* start EXTRACTED INFORMATION *
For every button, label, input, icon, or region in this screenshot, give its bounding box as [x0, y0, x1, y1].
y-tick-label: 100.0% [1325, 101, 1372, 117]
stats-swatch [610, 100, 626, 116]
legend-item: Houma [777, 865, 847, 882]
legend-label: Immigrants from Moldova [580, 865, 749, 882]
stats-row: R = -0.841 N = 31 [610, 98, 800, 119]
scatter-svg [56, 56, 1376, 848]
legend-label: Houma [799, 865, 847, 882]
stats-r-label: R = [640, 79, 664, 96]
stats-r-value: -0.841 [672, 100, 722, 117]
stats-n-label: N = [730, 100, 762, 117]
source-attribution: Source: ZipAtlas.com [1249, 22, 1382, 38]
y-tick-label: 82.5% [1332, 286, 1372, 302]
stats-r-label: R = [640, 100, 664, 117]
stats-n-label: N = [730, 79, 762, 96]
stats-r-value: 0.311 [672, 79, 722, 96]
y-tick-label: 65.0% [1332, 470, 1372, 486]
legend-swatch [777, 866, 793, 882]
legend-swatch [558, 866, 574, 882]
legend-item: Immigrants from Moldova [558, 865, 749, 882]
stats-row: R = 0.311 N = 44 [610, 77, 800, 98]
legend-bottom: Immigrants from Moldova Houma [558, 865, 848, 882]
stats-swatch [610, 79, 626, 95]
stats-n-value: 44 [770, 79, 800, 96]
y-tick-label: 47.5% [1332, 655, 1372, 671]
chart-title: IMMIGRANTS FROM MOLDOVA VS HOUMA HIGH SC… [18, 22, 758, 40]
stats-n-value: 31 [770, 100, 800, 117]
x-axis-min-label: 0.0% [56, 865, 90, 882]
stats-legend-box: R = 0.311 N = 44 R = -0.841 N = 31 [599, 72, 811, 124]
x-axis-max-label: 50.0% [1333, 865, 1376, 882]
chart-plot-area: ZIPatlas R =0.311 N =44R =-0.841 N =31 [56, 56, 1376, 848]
* end EXTRACTED INFORMATION *
▶ **PROBLEM**: Present the lines from the very first one through the line that contains "stats-n-label: N = [730, 100, 762, 117]", both included, as a Markdown table with a Row column numbering each line and a Line column holding its text, leaving out any blank lines.

▶ **THE RESPONSE**:
| Row | Line |
|---|---|
| 1 | For every button, label, input, icon, or region in this screenshot, give its bounding box as [x0, y0, x1, y1]. |
| 2 | y-tick-label: 100.0% [1325, 101, 1372, 117] |
| 3 | stats-swatch [610, 100, 626, 116] |
| 4 | legend-item: Houma [777, 865, 847, 882] |
| 5 | legend-label: Immigrants from Moldova [580, 865, 749, 882] |
| 6 | stats-row: R = -0.841 N = 31 [610, 98, 800, 119] |
| 7 | scatter-svg [56, 56, 1376, 848] |
| 8 | legend-label: Houma [799, 865, 847, 882] |
| 9 | stats-r-label: R = [640, 79, 664, 96] |
| 10 | stats-r-value: -0.841 [672, 100, 722, 117] |
| 11 | stats-n-label: N = [730, 100, 762, 117] |